> [Work to complete]:
Find where "Enumerate this chart's" appears in the records below, then return that line and every later line exactly, stopping only at the last line.

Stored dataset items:
_ _ _

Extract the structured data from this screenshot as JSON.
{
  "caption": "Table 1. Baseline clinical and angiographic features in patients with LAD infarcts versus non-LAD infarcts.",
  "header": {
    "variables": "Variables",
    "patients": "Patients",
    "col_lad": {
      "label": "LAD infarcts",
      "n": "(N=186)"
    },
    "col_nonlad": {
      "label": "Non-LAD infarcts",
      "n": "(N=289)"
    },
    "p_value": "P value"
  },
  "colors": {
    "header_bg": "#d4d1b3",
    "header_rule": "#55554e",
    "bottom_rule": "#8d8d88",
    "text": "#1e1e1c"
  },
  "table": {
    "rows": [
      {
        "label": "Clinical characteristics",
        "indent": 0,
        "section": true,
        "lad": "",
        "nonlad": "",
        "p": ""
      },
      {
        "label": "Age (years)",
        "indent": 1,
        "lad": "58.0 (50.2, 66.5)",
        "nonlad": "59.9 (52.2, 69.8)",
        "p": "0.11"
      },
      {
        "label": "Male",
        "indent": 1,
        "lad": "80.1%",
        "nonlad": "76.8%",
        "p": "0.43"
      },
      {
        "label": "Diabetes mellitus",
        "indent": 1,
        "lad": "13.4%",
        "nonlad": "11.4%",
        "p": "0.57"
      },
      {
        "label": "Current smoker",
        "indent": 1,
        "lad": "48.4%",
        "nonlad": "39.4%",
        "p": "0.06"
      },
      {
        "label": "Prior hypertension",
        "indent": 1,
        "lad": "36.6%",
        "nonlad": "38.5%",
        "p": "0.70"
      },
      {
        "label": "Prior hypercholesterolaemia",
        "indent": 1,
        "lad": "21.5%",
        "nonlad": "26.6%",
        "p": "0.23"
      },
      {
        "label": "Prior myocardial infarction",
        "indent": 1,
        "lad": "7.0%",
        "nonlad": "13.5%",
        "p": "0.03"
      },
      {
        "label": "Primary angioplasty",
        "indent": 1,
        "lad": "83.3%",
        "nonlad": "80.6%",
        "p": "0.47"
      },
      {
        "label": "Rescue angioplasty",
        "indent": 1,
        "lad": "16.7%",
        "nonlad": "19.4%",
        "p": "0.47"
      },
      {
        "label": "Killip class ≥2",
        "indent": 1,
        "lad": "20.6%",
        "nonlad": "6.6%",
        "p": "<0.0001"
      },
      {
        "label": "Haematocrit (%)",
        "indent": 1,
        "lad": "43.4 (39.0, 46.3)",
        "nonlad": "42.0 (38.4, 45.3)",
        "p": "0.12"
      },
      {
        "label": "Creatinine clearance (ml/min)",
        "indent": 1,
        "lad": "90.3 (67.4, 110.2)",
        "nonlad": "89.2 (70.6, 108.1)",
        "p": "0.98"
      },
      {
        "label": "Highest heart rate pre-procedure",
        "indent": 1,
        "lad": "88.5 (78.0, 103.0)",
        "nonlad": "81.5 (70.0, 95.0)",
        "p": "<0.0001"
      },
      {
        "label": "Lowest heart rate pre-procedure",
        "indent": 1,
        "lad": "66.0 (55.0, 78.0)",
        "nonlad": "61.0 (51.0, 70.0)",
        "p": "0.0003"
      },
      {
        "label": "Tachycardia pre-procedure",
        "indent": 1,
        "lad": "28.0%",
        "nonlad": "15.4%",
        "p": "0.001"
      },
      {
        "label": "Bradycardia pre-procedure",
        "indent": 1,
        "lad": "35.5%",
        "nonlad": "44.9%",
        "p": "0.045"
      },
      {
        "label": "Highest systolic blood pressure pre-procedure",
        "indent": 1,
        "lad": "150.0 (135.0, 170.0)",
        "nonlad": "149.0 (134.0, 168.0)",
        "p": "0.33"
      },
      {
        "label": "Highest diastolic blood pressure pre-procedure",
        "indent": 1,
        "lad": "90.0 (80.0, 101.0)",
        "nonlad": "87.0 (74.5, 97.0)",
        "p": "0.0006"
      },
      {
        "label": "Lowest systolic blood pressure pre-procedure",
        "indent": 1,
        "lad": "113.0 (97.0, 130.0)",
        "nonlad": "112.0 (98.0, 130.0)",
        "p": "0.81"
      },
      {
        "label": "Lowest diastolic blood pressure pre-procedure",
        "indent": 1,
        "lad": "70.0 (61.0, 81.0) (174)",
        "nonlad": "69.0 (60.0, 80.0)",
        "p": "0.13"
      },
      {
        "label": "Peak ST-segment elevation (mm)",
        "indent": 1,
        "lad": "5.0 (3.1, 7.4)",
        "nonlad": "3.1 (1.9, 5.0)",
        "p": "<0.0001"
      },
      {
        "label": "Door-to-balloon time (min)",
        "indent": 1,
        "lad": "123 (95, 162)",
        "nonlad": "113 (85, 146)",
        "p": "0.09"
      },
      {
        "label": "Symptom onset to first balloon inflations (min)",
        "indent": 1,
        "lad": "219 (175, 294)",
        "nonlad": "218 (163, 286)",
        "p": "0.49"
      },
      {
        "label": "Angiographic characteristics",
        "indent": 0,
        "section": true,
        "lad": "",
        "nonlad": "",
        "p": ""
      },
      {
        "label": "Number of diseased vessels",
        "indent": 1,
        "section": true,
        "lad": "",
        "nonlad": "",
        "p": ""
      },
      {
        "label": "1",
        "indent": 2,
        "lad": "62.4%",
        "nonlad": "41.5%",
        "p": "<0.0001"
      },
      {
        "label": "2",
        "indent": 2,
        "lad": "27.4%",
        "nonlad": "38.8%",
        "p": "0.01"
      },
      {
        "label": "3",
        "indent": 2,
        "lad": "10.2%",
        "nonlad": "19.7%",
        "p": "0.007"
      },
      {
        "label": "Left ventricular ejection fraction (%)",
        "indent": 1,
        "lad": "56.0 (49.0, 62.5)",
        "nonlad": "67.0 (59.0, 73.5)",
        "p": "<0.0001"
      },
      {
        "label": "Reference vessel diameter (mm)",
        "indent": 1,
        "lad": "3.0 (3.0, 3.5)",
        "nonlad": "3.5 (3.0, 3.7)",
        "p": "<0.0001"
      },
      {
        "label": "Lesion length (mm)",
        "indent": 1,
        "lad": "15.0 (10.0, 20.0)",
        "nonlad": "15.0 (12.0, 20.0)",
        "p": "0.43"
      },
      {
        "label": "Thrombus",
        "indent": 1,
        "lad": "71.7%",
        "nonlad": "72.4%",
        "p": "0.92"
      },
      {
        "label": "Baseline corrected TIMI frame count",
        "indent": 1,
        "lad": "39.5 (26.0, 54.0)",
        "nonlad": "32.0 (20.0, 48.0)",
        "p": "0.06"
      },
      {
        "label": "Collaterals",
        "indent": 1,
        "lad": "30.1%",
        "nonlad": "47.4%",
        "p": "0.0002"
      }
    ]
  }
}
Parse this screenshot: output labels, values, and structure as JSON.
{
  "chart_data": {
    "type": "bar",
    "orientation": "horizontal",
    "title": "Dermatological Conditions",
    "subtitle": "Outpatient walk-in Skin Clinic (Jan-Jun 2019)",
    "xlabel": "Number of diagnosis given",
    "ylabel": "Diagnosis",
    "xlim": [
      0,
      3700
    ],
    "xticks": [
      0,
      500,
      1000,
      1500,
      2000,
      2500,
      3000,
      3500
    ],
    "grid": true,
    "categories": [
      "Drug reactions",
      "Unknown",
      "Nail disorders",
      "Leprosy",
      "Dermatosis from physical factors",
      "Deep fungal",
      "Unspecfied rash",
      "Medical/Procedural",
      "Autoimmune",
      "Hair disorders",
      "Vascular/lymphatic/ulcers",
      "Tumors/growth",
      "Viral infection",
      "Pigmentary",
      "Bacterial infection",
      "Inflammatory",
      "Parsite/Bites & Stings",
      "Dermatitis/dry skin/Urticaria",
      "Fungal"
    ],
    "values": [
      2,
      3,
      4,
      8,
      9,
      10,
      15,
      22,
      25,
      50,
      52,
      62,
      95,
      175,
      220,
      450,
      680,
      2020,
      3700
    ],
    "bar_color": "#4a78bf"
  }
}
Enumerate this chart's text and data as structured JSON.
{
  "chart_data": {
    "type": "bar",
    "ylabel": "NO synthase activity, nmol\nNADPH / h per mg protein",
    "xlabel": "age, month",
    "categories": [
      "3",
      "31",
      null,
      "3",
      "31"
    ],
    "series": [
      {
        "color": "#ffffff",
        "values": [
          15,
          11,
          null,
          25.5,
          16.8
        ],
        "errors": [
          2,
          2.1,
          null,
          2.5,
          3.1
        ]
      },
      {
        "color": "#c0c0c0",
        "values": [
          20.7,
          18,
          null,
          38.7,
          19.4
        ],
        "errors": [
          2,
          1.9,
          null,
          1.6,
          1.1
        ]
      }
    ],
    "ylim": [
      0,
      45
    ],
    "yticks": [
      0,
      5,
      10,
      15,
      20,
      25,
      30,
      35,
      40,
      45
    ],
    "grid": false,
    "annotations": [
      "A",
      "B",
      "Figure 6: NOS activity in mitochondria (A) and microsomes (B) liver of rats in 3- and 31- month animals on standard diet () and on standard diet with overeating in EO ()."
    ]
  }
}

_ _ _

> [Reply to the task]:
Enumerate this chart's text and data as structured JSON.
{
  "chart_data": {
    "type": "bar",
    "ylabel": "NO synthase activity, nmol\nNADPH / h per mg protein",
    "xlabel": "age, month",
    "categories": [
      "3",
      "31",
      null,
      "3",
      "31"
    ],
    "series": [
      {
        "color": "#ffffff",
        "values": [
          15,
          11,
          null,
          25.5,
          16.8
        ],
        "errors": [
          2,
          2.1,
          null,
          2.5,
          3.1
        ]
      },
      {
        "color": "#c0c0c0",
        "values": [
          20.7,
          18,
          null,
          38.7,
          19.4
        ],
        "errors": [
          2,
          1.9,
          null,
          1.6,
          1.1
        ]
      }
    ],
    "ylim": [
      0,
      45
    ],
    "yticks": [
      0,
      5,
      10,
      15,
      20,
      25,
      30,
      35,
      40,
      45
    ],
    "grid": false,
    "annotations": [
      "A",
      "B",
      "Figure 6: NOS activity in mitochondria (A) and microsomes (B) liver of rats in 3- and 31- month animals on standard diet () and on standard diet with overeating in EO ()."
    ]
  }
}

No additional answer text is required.